## DATA SUPPLIED

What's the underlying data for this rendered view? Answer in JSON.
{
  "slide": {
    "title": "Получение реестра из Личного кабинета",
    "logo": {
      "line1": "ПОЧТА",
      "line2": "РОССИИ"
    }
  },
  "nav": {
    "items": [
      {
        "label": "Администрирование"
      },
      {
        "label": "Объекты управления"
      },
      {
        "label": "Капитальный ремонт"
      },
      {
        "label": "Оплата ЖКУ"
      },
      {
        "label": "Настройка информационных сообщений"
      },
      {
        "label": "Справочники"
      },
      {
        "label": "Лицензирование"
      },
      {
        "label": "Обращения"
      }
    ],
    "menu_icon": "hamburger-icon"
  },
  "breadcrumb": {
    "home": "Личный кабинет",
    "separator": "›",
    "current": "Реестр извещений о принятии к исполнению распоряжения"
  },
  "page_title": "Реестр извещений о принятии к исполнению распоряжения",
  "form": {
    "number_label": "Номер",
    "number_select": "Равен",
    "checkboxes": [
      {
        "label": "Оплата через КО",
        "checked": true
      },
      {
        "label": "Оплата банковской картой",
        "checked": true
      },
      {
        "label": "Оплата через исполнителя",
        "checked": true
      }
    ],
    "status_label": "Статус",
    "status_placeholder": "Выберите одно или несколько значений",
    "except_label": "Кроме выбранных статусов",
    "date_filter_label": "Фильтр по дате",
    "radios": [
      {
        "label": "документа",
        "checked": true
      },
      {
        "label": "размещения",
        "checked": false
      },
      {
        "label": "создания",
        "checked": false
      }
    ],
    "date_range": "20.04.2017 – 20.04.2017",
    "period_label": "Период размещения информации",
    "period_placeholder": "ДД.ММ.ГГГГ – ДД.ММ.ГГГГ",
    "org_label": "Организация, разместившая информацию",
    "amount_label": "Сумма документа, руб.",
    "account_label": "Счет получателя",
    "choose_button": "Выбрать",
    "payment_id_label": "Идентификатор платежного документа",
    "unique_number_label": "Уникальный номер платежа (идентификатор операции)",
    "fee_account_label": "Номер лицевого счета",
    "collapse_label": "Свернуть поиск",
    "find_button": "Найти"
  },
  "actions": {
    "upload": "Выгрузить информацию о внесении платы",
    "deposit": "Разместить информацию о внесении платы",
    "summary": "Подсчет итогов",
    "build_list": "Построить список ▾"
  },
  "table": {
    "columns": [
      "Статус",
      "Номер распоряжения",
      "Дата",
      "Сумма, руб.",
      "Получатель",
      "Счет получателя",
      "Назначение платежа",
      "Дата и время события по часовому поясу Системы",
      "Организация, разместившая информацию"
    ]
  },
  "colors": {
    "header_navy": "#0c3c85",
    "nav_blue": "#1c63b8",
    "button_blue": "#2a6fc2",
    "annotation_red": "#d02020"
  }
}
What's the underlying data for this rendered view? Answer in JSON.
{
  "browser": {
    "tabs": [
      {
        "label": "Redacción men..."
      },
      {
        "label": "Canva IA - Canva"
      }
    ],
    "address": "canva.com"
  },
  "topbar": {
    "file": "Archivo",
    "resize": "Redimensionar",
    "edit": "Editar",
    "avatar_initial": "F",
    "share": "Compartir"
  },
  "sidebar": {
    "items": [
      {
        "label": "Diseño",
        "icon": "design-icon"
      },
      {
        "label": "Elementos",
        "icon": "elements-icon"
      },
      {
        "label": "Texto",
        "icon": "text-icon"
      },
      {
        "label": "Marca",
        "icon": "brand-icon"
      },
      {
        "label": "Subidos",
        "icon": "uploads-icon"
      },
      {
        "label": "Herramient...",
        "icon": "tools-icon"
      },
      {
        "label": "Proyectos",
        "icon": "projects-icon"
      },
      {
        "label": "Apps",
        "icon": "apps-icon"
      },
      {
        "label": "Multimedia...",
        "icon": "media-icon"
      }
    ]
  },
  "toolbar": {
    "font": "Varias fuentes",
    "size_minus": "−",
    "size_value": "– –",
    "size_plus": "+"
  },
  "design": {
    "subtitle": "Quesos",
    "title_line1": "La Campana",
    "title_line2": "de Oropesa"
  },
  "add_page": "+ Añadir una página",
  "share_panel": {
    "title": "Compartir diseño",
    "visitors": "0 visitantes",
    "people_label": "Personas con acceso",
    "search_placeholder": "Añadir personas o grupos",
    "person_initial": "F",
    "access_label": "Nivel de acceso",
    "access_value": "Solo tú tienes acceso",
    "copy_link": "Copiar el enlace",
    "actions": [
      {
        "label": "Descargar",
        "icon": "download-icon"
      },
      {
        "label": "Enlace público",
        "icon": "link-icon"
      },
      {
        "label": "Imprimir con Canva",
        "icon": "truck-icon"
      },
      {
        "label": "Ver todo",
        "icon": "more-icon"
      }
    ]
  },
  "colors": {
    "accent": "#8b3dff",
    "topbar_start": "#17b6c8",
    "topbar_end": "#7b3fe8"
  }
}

## EXERCISE TASK
Take every line from the records above that has the word "извещений" and copy it.

## REPLY
    "current": "Реестр извещений о принятии к исполнению распоряжения"
  "page_title": "Реестр извещений о принятии к исполнению распоряжения",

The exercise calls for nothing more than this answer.